— WHAT YOU ARE ASKED TO DO —
Produce an exact transcription of the listing below, omitting the pictures.

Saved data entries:
--- start ---

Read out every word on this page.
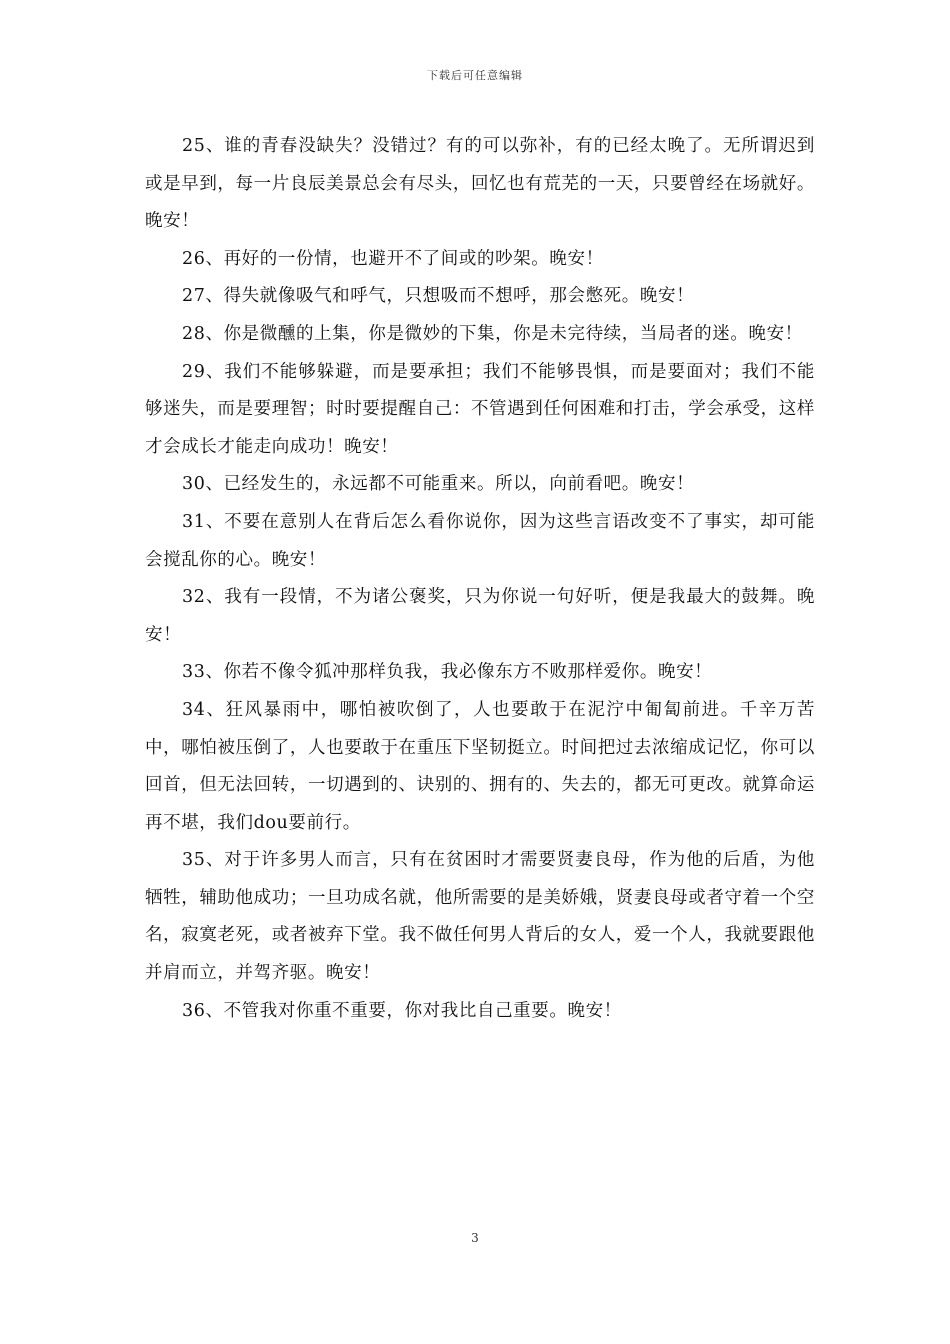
下载后可任意编辑

25、谁的青春没缺失？没错过？有的可以弥补，有的已经太晚了。无所谓迟到或是早到，每一片良辰美景总会有尽头，回忆也有荒芜的一天，只要曾经在场就好。晚安！

26、再好的一份情，也避开不了间或的吵架。晚安！

27、得失就像吸气和呼气，只想吸而不想呼，那会憋死。晚安！

28、你是微醺的上集，你是微妙的下集，你是未完待续，当局者的迷。晚安！

29、我们不能够躲避，而是要承担；我们不能够畏惧，而是要面对；我们不能够迷失，而是要理智；时时要提醒自己：不管遇到任何困难和打击，学会承受，这样才会成长才能走向成功！晚安！

30、已经发生的，永远都不可能重来。所以，向前看吧。晚安！

31、不要在意别人在背后怎么看你说你，因为这些言语改变不了事实，却可能会搅乱你的心。晚安！

32、我有一段情，不为诸公褒奖，只为你说一句好听，便是我最大的鼓舞。晚安！

33、你若不像令狐冲那样负我，我必像东方不败那样爱你。晚安！

34、狂风暴雨中，哪怕被吹倒了，人也要敢于在泥泞中匍匐前进。千辛万苦中，哪怕被压倒了，人也要敢于在重压下坚韧挺立。时间把过去浓缩成记忆，你可以回首，但无法回转，一切遇到的、诀别的、拥有的、失去的，都无可更改。就算命运再不堪，我们dou要前行。

35、对于许多男人而言，只有在贫困时才需要贤妻良母，作为他的后盾，为他牺牲，辅助他成功；一旦功成名就，他所需要的是美娇娥，贤妻良母或者守着一个空名，寂寞老死，或者被弃下堂。我不做任何男人背后的女人，爱一个人，我就要跟他并肩而立，并驾齐驱。晚安！

36、不管我对你重不重要，你对我比自己重要。晚安！

3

--- end ---

— TASK RESULT —
Read out every word on this page.
下载后可任意编辑

25、谁的青春没缺失？没错过？有的可以弥补，有的已经太晚了。无所谓迟到或是早到，每一片良辰美景总会有尽头，回忆也有荒芜的一天，只要曾经在场就好。晚安！

26、再好的一份情，也避开不了间或的吵架。晚安！

27、得失就像吸气和呼气，只想吸而不想呼，那会憋死。晚安！

28、你是微醺的上集，你是微妙的下集，你是未完待续，当局者的迷。晚安！

29、我们不能够躲避，而是要承担；我们不能够畏惧，而是要面对；我们不能够迷失，而是要理智；时时要提醒自己：不管遇到任何困难和打击，学会承受，这样才会成长才能走向成功！晚安！

30、已经发生的，永远都不可能重来。所以，向前看吧。晚安！

31、不要在意别人在背后怎么看你说你，因为这些言语改变不了事实，却可能会搅乱你的心。晚安！

32、我有一段情，不为诸公褒奖，只为你说一句好听，便是我最大的鼓舞。晚安！

33、你若不像令狐冲那样负我，我必像东方不败那样爱你。晚安！

34、狂风暴雨中，哪怕被吹倒了，人也要敢于在泥泞中匍匐前进。千辛万苦中，哪怕被压倒了，人也要敢于在重压下坚韧挺立。时间把过去浓缩成记忆，你可以回首，但无法回转，一切遇到的、诀别的、拥有的、失去的，都无可更改。就算命运再不堪，我们dou要前行。

35、对于许多男人而言，只有在贫困时才需要贤妻良母，作为他的后盾，为他牺牲，辅助他成功；一旦功成名就，他所需要的是美娇娥，贤妻良母或者守着一个空名，寂寞老死，或者被弃下堂。我不做任何男人背后的女人，爱一个人，我就要跟他并肩而立，并驾齐驱。晚安！

36、不管我对你重不重要，你对我比自己重要。晚安！

3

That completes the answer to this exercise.